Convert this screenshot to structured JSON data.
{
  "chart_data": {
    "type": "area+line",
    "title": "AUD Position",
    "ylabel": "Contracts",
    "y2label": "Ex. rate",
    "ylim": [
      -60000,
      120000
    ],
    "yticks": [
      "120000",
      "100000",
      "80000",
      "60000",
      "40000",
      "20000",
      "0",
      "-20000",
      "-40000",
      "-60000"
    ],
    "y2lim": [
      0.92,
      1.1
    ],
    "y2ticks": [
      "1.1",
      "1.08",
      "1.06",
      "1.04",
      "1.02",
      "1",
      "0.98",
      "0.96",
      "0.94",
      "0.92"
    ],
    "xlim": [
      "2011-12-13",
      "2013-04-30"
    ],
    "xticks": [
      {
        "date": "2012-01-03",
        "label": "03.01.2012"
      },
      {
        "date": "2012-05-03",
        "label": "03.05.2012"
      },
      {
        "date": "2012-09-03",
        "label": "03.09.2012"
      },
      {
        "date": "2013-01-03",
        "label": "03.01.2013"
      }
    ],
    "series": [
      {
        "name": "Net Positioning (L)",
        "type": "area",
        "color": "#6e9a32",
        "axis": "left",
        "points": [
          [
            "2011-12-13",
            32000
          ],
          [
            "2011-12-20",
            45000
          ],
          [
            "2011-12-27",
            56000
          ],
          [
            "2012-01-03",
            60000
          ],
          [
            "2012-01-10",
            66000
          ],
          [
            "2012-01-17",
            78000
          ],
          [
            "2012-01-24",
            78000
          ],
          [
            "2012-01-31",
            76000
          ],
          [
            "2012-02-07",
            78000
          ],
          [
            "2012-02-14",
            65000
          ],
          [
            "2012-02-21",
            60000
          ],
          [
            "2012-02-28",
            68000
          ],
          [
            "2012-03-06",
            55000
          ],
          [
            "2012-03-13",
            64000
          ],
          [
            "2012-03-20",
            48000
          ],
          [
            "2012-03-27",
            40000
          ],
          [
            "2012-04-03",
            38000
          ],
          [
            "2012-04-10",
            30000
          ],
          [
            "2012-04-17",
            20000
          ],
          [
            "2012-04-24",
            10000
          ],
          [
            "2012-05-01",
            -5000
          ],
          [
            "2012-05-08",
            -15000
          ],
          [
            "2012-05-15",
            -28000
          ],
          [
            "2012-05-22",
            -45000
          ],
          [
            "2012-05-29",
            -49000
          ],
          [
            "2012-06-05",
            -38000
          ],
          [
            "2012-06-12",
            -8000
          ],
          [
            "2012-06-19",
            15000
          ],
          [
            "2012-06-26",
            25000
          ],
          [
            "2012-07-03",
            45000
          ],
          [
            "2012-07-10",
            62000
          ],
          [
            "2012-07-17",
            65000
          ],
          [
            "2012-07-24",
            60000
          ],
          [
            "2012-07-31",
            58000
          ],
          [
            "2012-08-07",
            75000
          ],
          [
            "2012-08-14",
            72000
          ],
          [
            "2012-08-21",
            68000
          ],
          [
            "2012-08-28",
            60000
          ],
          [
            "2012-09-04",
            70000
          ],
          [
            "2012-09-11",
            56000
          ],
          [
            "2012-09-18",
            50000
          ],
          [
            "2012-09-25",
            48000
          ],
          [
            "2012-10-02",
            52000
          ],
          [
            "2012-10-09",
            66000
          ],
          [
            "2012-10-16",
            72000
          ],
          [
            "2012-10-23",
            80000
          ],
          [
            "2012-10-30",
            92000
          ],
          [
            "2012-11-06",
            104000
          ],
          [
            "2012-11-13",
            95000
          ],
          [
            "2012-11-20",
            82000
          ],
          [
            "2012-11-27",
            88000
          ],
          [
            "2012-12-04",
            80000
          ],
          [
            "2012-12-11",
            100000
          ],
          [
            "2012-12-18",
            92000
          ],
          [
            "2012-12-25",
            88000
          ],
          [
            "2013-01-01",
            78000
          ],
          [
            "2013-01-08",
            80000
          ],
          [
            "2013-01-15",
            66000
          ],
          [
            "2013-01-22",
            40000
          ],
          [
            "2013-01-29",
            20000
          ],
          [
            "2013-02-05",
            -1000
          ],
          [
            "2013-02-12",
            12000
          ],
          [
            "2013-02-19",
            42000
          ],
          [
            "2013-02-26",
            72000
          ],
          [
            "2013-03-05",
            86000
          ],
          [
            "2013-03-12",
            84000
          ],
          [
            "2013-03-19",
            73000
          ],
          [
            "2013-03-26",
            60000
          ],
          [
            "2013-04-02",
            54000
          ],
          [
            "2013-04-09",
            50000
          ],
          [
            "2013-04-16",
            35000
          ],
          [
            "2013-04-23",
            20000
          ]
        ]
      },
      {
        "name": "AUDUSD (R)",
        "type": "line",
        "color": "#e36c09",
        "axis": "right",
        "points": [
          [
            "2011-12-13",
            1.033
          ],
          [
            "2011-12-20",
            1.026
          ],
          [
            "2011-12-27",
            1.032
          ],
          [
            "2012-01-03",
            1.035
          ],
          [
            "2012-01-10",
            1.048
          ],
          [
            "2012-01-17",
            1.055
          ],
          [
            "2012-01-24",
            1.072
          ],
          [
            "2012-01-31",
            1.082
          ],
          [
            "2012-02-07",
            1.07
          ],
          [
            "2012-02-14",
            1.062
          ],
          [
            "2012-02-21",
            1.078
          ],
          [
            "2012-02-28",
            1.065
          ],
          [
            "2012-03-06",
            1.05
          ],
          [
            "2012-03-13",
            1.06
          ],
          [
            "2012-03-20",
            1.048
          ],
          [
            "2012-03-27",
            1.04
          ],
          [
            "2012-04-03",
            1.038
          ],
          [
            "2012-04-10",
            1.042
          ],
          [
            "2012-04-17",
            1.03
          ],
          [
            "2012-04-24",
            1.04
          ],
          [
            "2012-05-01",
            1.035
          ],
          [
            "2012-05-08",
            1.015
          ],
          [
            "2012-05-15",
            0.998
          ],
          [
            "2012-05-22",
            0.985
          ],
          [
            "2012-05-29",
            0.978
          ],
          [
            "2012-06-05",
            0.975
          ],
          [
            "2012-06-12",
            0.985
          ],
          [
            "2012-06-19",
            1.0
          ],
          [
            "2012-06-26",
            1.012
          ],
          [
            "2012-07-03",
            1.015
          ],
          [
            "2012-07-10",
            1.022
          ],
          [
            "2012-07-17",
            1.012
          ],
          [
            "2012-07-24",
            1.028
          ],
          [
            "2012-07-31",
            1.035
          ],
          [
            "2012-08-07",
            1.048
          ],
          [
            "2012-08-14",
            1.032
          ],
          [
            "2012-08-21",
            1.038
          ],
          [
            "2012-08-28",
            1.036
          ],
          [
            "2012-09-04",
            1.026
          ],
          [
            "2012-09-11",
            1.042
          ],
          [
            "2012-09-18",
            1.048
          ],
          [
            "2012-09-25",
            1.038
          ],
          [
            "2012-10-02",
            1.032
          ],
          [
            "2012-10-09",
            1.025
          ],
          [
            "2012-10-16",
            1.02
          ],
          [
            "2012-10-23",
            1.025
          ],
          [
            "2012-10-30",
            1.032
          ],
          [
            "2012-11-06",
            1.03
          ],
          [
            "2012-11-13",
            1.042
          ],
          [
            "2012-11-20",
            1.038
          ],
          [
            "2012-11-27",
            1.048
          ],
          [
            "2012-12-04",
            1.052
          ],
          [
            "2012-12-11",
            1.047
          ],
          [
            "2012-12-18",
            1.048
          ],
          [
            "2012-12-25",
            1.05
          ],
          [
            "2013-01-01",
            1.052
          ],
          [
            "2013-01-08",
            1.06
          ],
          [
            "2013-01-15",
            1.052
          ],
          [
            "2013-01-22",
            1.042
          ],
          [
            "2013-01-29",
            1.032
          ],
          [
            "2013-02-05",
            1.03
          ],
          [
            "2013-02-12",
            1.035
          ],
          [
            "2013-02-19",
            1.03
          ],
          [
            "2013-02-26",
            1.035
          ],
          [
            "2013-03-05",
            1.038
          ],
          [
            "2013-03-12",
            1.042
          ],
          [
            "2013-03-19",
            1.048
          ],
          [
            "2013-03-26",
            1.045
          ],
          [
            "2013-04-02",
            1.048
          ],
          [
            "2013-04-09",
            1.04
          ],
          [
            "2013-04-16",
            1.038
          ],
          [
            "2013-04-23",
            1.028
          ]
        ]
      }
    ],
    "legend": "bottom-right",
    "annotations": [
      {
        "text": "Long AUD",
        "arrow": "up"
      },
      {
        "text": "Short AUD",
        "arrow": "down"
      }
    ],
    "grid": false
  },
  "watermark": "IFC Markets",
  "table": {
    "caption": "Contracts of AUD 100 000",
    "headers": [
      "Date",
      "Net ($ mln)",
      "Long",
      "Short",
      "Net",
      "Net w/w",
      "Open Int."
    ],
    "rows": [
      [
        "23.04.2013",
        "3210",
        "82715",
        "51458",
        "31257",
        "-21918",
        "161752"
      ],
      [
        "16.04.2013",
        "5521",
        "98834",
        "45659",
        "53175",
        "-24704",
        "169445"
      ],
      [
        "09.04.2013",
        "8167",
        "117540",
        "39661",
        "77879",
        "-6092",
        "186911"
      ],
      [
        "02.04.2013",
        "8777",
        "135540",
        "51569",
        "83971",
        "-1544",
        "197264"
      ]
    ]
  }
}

• [Description of the task]: Check each line of the records above for the word "Contracts", then give the number of lines that have it, with no other words.

• [Solution to this exercise]: 2